→ **TASK OBJECTIVE**
Copy out each line in the material below that has the word "модель".

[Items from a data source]

=======

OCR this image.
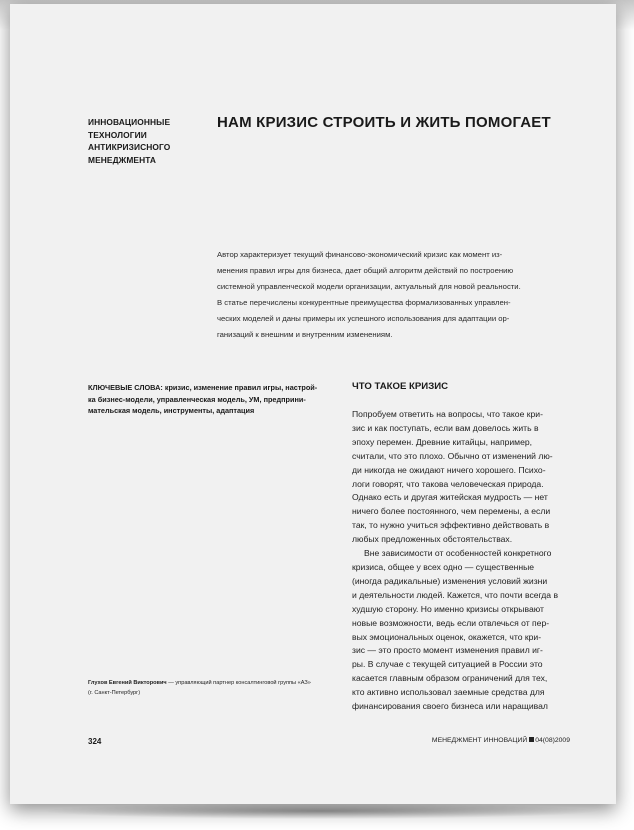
ИННОВАЦИОННЫЕ
ТЕХНОЛОГИИ
АНТИКРИЗИСНОГО
МЕНЕДЖМЕНТА
НАМ КРИЗИС СТРОИТЬ И ЖИТЬ ПОМОГАЕТ
Автор характеризует текущий финансово-экономический кризис как момент из-
менения правил игры для бизнеса, дает общий алгоритм действий по построению
системной управленческой модели организации, актуальный для новой реальности.
В статье перечислены конкурентные преимущества формализованных управлен-
ческих моделей и даны примеры их успешного использования для адаптации ор-
ганизаций к внешним и внутренним изменениям.
КЛЮЧЕВЫЕ СЛОВА: кризис, изменение правил игры, настрой-
ка бизнес-модели, управленческая модель, УМ, предприни-
мательская модель, инструменты, адаптация
Глухов Евгений Викторович — управляющий партнер консалтинговой группы «АЗ»
(г. Санкт-Петербург)
ЧТО ТАКОЕ КРИЗИС
Попробуем ответить на вопросы, что такое кри-
зис и как поступать, если вам довелось жить в
эпоху перемен. Древние китайцы, например,
считали, что это плохо. Обычно от изменений лю-
ди никогда не ожидают ничего хорошего. Психо-
логи говорят, что такова человеческая природа.
Однако есть и другая житейская мудрость — нет
ничего более постоянного, чем перемены, а если
так, то нужно учиться эффективно действовать в
любых предложенных обстоятельствах.
Вне зависимости от особенностей конкретного
кризиса, общее у всех одно — существенные
(иногда радикальные) изменения условий жизни
и деятельности людей. Кажется, что почти всегда в
худшую сторону. Но именно кризисы открывают
новые возможности, ведь если отвлечься от пер-
вых эмоциональных оценок, окажется, что кри-
зис — это просто момент изменения правил иг-
ры. В случае с текущей ситуацией в России это
касается главным образом ограничений для тех,
кто активно использовал заемные средства для
финансирования своего бизнеса или наращивал
324	МЕНЕДЖМЕНТ ИННОВАЦИЙ 04(08)2009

=======

→ **FINISHED ANSWER**
ка бизнес-модели, управленческая модель, УМ, предприни-
мательская модель, инструменты, адаптация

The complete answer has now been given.